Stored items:
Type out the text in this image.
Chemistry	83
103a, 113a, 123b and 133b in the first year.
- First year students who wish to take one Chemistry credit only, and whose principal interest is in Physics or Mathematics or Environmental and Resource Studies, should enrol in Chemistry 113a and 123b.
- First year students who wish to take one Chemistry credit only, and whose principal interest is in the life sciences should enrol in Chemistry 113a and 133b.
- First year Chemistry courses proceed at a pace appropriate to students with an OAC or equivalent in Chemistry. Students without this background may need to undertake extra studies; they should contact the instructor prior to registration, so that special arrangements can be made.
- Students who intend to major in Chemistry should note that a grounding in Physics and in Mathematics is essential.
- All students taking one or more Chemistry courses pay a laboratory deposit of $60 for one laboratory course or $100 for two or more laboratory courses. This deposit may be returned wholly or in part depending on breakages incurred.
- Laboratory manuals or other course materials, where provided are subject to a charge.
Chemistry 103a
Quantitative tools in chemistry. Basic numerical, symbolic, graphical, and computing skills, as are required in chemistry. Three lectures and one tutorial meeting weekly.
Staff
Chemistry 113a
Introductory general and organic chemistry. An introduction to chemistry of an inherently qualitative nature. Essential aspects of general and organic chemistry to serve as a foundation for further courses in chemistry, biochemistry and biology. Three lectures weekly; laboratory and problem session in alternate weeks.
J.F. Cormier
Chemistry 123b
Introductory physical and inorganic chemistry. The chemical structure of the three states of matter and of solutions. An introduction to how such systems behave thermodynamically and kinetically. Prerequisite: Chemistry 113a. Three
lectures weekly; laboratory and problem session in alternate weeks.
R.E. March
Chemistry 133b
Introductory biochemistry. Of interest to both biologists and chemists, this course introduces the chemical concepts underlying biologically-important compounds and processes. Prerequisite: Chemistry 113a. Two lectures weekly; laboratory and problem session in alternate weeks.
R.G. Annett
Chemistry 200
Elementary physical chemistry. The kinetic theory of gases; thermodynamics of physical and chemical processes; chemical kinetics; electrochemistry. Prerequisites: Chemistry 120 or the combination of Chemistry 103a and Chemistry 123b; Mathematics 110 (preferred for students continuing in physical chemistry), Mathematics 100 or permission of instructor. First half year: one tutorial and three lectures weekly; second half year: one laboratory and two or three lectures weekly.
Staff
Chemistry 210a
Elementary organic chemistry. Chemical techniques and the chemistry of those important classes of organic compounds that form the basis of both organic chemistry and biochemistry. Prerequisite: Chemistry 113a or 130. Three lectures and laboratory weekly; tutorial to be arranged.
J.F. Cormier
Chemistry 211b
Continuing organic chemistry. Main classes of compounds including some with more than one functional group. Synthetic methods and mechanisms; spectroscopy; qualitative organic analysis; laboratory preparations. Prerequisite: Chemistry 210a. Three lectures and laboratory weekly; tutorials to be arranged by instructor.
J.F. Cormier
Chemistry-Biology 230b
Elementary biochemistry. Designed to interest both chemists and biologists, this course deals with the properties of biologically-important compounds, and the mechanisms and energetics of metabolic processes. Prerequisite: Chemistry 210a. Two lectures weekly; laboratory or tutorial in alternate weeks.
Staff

> **WHAT TO DO**: Repeat all the records. Match each line exactly.

> **WORKED ANSWER**:
Type out the text in this image.
Chemistry	83
103a, 113a, 123b and 133b in the first year.
- First year students who wish to take one Chemistry credit only, and whose principal interest is in Physics or Mathematics or Environmental and Resource Studies, should enrol in Chemistry 113a and 123b.
- First year students who wish to take one Chemistry credit only, and whose principal interest is in the life sciences should enrol in Chemistry 113a and 133b.
- First year Chemistry courses proceed at a pace appropriate to students with an OAC or equivalent in Chemistry. Students without this background may need to undertake extra studies; they should contact the instructor prior to registration, so that special arrangements can be made.
- Students who intend to major in Chemistry should note that a grounding in Physics and in Mathematics is essential.
- All students taking one or more Chemistry courses pay a laboratory deposit of $60 for one laboratory course or $100 for two or more laboratory courses. This deposit may be returned wholly or in part depending on breakages incurred.
- Laboratory manuals or other course materials, where provided are subject to a charge.
Chemistry 103a
Quantitative tools in chemistry. Basic numerical, symbolic, graphical, and computing skills, as are required in chemistry. Three lectures and one tutorial meeting weekly.
Staff
Chemistry 113a
Introductory general and organic chemistry. An introduction to chemistry of an inherently qualitative nature. Essential aspects of general and organic chemistry to serve as a foundation for further courses in chemistry, biochemistry and biology. Three lectures weekly; laboratory and problem session in alternate weeks.
J.F. Cormier
Chemistry 123b
Introductory physical and inorganic chemistry. The chemical structure of the three states of matter and of solutions. An introduction to how such systems behave thermodynamically and kinetically. Prerequisite: Chemistry 113a. Three
lectures weekly; laboratory and problem session in alternate weeks.
R.E. March
Chemistry 133b
Introductory biochemistry. Of interest to both biologists and chemists, this course introduces the chemical concepts underlying biologically-important compounds and processes. Prerequisite: Chemistry 113a. Two lectures weekly; laboratory and problem session in alternate weeks.
R.G. Annett
Chemistry 200
Elementary physical chemistry. The kinetic theory of gases; thermodynamics of physical and chemical processes; chemical kinetics; electrochemistry. Prerequisites: Chemistry 120 or the combination of Chemistry 103a and Chemistry 123b; Mathematics 110 (preferred for students continuing in physical chemistry), Mathematics 100 or permission of instructor. First half year: one tutorial and three lectures weekly; second half year: one laboratory and two or three lectures weekly.
Staff
Chemistry 210a
Elementary organic chemistry. Chemical techniques and the chemistry of those important classes of organic compounds that form the basis of both organic chemistry and biochemistry. Prerequisite: Chemistry 113a or 130. Three lectures and laboratory weekly; tutorial to be arranged.
J.F. Cormier
Chemistry 211b
Continuing organic chemistry. Main classes of compounds including some with more than one functional group. Synthetic methods and mechanisms; spectroscopy; qualitative organic analysis; laboratory preparations. Prerequisite: Chemistry 210a. Three lectures and laboratory weekly; tutorials to be arranged by instructor.
J.F. Cormier
Chemistry-Biology 230b
Elementary biochemistry. Designed to interest both chemists and biologists, this course deals with the properties of biologically-important compounds, and the mechanisms and energetics of metabolic processes. Prerequisite: Chemistry 210a. Two lectures weekly; laboratory or tutorial in alternate weeks.
Staff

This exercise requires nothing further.